[Labeled region entries]

────────────────

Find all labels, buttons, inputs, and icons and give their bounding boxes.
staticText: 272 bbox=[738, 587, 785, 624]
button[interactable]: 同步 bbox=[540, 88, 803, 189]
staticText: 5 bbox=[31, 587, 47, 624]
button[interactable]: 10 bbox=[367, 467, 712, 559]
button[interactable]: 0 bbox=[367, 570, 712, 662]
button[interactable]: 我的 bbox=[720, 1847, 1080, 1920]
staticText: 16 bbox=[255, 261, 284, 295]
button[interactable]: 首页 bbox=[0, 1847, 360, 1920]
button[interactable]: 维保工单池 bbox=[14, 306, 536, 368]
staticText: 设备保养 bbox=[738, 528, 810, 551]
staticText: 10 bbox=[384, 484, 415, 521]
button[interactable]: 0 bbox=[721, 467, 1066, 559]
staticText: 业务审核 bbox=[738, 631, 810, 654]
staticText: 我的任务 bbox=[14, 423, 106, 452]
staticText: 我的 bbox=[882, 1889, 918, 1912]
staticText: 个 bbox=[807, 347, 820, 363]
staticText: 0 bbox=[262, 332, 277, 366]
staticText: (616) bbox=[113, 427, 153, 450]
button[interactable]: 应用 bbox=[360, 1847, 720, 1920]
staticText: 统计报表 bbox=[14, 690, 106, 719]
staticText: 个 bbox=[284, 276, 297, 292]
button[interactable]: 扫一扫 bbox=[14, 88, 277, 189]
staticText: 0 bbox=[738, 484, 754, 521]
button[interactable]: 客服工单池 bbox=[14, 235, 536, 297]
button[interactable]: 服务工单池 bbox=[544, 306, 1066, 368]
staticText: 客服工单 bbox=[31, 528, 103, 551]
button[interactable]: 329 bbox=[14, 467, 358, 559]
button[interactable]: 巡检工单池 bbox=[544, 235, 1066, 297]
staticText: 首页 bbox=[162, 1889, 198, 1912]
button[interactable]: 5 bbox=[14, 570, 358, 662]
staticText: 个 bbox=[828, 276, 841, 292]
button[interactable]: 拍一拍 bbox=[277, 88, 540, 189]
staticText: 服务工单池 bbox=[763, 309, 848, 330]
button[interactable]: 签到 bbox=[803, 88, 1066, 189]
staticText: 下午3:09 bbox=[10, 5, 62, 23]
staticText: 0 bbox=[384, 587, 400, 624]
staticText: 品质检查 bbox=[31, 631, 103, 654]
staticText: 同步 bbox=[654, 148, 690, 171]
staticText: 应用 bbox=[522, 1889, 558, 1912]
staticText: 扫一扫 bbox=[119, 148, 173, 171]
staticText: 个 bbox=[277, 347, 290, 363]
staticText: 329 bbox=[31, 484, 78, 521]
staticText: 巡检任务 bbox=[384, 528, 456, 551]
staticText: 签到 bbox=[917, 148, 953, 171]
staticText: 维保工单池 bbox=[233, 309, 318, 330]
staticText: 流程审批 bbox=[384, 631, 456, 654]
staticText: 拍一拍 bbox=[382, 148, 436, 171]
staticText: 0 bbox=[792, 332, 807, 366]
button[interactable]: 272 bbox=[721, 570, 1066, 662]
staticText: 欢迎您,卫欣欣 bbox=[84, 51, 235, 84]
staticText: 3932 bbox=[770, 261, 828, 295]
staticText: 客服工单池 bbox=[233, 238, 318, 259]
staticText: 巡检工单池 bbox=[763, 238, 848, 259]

────────────────

Goal: Copy every one of the labeled region entries above, line for line and without any changes.

Result for this exercise:
Find all labels, buttons, inputs, and icons and give their bounding boxes.
staticText: 272 bbox=[738, 587, 785, 624]
button[interactable]: 同步 bbox=[540, 88, 803, 189]
staticText: 5 bbox=[31, 587, 47, 624]
button[interactable]: 10 bbox=[367, 467, 712, 559]
button[interactable]: 0 bbox=[367, 570, 712, 662]
button[interactable]: 我的 bbox=[720, 1847, 1080, 1920]
staticText: 16 bbox=[255, 261, 284, 295]
button[interactable]: 首页 bbox=[0, 1847, 360, 1920]
button[interactable]: 维保工单池 bbox=[14, 306, 536, 368]
staticText: 设备保养 bbox=[738, 528, 810, 551]
staticText: 10 bbox=[384, 484, 415, 521]
button[interactable]: 0 bbox=[721, 467, 1066, 559]
staticText: 业务审核 bbox=[738, 631, 810, 654]
staticText: 我的任务 bbox=[14, 423, 106, 452]
staticText: 我的 bbox=[882, 1889, 918, 1912]
staticText: 个 bbox=[807, 347, 820, 363]
staticText: 0 bbox=[262, 332, 277, 366]
staticText: (616) bbox=[113, 427, 153, 450]
button[interactable]: 应用 bbox=[360, 1847, 720, 1920]
staticText: 统计报表 bbox=[14, 690, 106, 719]
staticText: 个 bbox=[284, 276, 297, 292]
button[interactable]: 扫一扫 bbox=[14, 88, 277, 189]
staticText: 0 bbox=[738, 484, 754, 521]
button[interactable]: 客服工单池 bbox=[14, 235, 536, 297]
button[interactable]: 服务工单池 bbox=[544, 306, 1066, 368]
staticText: 客服工单 bbox=[31, 528, 103, 551]
button[interactable]: 329 bbox=[14, 467, 358, 559]
button[interactable]: 巡检工单池 bbox=[544, 235, 1066, 297]
staticText: 首页 bbox=[162, 1889, 198, 1912]
button[interactable]: 5 bbox=[14, 570, 358, 662]
staticText: 个 bbox=[828, 276, 841, 292]
button[interactable]: 拍一拍 bbox=[277, 88, 540, 189]
staticText: 服务工单池 bbox=[763, 309, 848, 330]
button[interactable]: 签到 bbox=[803, 88, 1066, 189]
staticText: 下午3:09 bbox=[10, 5, 62, 23]
staticText: 0 bbox=[384, 587, 400, 624]
staticText: 品质检查 bbox=[31, 631, 103, 654]
staticText: 同步 bbox=[654, 148, 690, 171]
staticText: 应用 bbox=[522, 1889, 558, 1912]
staticText: 扫一扫 bbox=[119, 148, 173, 171]
staticText: 个 bbox=[277, 347, 290, 363]
staticText: 329 bbox=[31, 484, 78, 521]
staticText: 巡检任务 bbox=[384, 528, 456, 551]
staticText: 签到 bbox=[917, 148, 953, 171]
staticText: 维保工单池 bbox=[233, 309, 318, 330]
staticText: 流程审批 bbox=[384, 631, 456, 654]
staticText: 拍一拍 bbox=[382, 148, 436, 171]
staticText: 0 bbox=[792, 332, 807, 366]
button[interactable]: 272 bbox=[721, 570, 1066, 662]
staticText: 欢迎您,卫欣欣 bbox=[84, 51, 235, 84]
staticText: 3932 bbox=[770, 261, 828, 295]
staticText: 客服工单池 bbox=[233, 238, 318, 259]
staticText: 巡检工单池 bbox=[763, 238, 848, 259]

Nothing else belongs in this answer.